[Task]: Write what comes next in the excerpt about the Chipotle phishing attack, starting after its last sentence.

--- Excerpt Enclosed Below ---

Threat actors send out phishing emails in an attempt to convince their targets into clicking on malicious links.
Almost all the messages guided the potential victims to credential-collecting websites posing as services from a banking organization and tech company Microsoft. Fortunately, just a few phishing emails had malware attachments.
How Did the Chipotle Phishing Attack Happen?
During the phishing operation, more than 120 malicious emails were sent from a hacked Mailgun account that the American business used for email marketing purposes [mail.chipotle.com].
It is important to know that utilizing an authentic email address increases the chances of a successful attack especially when there are automated protection solutions in place that verify if email addresses pass the DomainKeys Identified Mail (DKIM) and Sender Policy Framework authentication methods.
Most of the messages pretended to be from Microsoft having the intention to harvest login information from the recipients. In a blog post, email security company Inky stated that they detected 105 such emails in this three-day-long phishing operation.
Almost everyone has a Microsoft account, and logins there can lead to all kinds of interesting data, including other logins, trade secrets, financial details, and other intelligence.
According to BleepingComputer, the emails seemed to come from “Microsoft 365 Message center” and notified the victim of emails that could not be sent “due to low email storage” in the cloud.

--- End of Enclosed Excerpt ---
--- Information given Enclosed Below ---

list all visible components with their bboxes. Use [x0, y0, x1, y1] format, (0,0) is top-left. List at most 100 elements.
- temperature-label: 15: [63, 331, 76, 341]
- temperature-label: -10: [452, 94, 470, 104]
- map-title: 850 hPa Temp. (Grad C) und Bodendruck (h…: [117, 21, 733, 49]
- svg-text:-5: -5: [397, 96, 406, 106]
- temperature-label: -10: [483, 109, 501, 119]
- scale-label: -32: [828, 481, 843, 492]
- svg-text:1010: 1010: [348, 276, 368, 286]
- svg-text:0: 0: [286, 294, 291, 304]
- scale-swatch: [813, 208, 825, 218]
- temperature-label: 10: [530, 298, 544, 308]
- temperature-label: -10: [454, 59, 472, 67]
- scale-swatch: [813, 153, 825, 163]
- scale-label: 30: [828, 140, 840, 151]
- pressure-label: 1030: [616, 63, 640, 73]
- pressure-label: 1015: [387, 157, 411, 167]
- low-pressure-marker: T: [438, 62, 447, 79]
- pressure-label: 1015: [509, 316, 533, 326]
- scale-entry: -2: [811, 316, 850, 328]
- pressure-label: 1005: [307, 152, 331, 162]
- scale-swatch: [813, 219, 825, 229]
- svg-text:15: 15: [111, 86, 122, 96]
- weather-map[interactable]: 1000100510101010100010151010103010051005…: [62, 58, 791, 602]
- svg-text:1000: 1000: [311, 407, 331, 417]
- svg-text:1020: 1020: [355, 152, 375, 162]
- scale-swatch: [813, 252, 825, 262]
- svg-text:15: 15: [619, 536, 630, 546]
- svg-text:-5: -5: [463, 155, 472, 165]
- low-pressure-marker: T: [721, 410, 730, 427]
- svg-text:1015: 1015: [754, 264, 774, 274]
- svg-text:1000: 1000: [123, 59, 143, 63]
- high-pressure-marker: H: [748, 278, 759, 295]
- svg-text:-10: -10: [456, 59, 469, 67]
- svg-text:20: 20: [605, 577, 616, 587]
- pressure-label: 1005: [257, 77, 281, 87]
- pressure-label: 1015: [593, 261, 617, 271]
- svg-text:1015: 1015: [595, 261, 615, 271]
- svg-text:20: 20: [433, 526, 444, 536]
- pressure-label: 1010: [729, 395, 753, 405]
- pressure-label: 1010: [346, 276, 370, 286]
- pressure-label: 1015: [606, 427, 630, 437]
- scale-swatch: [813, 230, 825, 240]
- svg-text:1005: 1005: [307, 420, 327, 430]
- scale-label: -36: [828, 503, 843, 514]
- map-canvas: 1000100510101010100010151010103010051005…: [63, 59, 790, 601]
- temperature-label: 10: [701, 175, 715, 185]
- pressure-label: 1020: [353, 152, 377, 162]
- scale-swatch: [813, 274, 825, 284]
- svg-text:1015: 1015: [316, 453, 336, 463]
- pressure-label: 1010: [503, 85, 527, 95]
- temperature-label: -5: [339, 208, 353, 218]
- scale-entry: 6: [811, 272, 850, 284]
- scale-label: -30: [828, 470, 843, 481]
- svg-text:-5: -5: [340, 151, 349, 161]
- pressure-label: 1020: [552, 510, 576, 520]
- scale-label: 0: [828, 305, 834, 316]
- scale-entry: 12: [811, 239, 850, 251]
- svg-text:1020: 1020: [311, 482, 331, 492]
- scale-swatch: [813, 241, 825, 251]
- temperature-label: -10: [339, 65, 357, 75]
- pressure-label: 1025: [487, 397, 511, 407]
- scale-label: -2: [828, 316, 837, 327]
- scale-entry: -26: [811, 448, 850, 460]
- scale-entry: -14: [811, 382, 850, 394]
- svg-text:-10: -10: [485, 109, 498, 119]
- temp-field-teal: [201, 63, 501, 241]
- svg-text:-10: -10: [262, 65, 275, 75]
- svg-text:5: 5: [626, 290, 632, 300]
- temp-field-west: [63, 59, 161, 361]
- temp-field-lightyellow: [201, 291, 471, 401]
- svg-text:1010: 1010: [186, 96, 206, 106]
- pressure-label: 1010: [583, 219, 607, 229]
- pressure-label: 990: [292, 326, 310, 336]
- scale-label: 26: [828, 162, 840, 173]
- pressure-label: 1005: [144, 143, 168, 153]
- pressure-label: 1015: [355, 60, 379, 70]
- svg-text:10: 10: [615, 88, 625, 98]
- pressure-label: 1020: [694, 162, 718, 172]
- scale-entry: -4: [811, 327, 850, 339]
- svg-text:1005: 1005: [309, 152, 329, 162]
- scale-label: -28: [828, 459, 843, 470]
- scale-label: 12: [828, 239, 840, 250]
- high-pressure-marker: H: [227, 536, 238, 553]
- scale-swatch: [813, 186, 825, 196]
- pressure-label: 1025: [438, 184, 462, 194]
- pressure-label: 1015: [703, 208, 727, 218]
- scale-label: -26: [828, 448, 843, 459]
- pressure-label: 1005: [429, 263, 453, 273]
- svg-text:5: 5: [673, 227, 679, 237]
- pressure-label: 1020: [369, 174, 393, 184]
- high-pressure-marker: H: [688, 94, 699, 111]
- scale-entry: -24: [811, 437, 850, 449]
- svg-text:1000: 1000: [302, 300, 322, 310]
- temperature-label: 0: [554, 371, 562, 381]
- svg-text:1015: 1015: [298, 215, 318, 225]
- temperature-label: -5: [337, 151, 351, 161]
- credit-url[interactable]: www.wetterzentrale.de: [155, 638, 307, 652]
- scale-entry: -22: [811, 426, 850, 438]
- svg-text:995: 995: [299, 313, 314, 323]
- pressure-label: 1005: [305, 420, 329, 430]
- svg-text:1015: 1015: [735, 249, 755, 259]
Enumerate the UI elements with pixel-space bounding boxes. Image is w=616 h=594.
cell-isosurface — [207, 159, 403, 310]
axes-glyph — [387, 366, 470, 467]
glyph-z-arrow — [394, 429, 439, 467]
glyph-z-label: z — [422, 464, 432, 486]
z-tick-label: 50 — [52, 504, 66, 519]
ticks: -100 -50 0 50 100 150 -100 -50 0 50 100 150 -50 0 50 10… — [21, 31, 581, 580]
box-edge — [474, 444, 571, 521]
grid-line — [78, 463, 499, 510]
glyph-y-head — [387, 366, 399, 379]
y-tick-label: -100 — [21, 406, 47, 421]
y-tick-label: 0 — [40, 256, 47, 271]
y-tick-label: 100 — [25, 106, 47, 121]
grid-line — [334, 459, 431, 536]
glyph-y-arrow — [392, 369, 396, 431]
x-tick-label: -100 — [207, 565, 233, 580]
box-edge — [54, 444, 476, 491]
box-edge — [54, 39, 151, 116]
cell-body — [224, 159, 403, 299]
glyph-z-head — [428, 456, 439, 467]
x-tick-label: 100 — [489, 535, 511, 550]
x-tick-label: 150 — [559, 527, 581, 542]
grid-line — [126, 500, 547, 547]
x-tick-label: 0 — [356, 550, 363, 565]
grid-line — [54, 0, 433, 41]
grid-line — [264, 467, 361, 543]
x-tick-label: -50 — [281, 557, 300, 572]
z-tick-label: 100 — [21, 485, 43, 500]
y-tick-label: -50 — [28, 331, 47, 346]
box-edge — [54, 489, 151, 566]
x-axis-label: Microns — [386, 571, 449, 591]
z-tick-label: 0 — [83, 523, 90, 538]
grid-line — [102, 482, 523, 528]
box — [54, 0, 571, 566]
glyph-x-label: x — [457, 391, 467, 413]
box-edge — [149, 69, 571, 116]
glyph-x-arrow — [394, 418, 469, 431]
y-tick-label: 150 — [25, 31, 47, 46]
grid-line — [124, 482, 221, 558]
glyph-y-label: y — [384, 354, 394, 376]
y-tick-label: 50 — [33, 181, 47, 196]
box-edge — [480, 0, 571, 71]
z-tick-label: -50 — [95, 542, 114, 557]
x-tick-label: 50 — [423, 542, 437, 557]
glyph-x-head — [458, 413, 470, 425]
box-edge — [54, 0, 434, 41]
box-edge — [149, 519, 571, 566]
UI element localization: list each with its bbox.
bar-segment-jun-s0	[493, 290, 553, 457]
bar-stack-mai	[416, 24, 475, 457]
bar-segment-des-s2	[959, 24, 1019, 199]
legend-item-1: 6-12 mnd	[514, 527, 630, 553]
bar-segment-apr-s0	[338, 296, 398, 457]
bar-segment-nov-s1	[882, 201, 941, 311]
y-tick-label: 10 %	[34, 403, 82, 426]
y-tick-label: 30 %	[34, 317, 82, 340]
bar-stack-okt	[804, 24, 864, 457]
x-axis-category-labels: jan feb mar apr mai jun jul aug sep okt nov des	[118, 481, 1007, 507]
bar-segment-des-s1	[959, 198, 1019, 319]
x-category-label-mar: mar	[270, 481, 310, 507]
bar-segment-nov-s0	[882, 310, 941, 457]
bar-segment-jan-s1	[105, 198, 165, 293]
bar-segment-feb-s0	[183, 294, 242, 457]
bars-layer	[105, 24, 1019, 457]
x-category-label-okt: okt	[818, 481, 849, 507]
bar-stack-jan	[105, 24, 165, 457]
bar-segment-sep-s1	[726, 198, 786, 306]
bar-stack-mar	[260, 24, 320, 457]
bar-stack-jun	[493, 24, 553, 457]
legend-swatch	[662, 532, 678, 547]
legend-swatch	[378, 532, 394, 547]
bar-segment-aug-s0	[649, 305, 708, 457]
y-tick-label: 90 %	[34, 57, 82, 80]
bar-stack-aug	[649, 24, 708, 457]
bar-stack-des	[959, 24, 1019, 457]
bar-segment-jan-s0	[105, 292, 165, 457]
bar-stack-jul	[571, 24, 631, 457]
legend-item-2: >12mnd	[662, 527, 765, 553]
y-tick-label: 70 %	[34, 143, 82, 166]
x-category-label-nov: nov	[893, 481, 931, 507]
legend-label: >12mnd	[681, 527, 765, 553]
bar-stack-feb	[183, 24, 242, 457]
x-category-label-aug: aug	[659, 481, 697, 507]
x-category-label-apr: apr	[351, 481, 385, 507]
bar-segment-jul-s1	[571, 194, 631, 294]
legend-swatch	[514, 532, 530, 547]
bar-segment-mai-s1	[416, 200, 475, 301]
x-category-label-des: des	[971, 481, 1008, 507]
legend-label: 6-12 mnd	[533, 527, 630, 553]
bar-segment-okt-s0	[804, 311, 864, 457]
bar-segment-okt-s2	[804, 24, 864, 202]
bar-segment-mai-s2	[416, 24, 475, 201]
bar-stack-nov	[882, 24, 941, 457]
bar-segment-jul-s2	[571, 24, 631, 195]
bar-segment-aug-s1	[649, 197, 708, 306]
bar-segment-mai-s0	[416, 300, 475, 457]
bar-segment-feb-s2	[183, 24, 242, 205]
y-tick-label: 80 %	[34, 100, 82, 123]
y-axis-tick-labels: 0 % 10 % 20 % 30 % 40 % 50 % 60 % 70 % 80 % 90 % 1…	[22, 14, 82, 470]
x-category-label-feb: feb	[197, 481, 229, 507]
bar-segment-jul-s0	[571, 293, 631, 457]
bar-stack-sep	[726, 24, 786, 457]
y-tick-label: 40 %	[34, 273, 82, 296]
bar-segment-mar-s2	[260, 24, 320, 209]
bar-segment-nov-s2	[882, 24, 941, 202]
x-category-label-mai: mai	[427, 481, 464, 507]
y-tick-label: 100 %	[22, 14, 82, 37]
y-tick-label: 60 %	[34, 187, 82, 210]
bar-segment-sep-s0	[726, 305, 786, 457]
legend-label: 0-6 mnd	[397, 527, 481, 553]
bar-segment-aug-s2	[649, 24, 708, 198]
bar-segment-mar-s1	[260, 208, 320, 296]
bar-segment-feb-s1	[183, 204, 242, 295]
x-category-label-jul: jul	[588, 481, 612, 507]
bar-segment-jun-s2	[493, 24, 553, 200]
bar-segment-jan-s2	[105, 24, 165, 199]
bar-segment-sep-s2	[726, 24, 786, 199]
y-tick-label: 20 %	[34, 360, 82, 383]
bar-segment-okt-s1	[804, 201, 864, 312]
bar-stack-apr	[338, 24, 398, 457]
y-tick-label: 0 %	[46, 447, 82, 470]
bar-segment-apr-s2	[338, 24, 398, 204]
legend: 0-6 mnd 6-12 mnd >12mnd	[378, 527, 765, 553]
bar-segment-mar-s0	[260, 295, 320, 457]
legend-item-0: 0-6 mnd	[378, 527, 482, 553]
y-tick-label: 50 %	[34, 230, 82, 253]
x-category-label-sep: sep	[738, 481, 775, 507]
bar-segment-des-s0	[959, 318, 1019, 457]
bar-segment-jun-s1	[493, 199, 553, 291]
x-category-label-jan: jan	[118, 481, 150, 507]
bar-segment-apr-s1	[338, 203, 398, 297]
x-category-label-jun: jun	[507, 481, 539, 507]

--- End of Enclosed Information given ---

[Result]:
So when the user clicks on the button that supposedly “release messages to inbox” he is immediately redirected to a false Microsoft login page that collects the confidential data.
The attackers also posed as the United Services Automobile Association (USAA), a San Antonio-based Fortune 500 diversified financial services group of companies that provides banking, investing, and insurance to people and families who serve or served, in the United States Armed Forces.
While the email security firm didn’t reveal what kind of threat was delivered, business email compromise (BEC) fraudsters frequently use phishing to deliver information stealers to harvest data that can be used for the social engineering part of the scam.
Hacking an email marketing platform for phishing attacks has been described earlier this year as Microsoft revealed it has discovered a wide-scale malicious email campaign operated by Nobelium, the group responsible for the SolarWinds attacks.
The researchers at Inky declared that nothing shows the latest phishing operation was conducted by the same threat actors.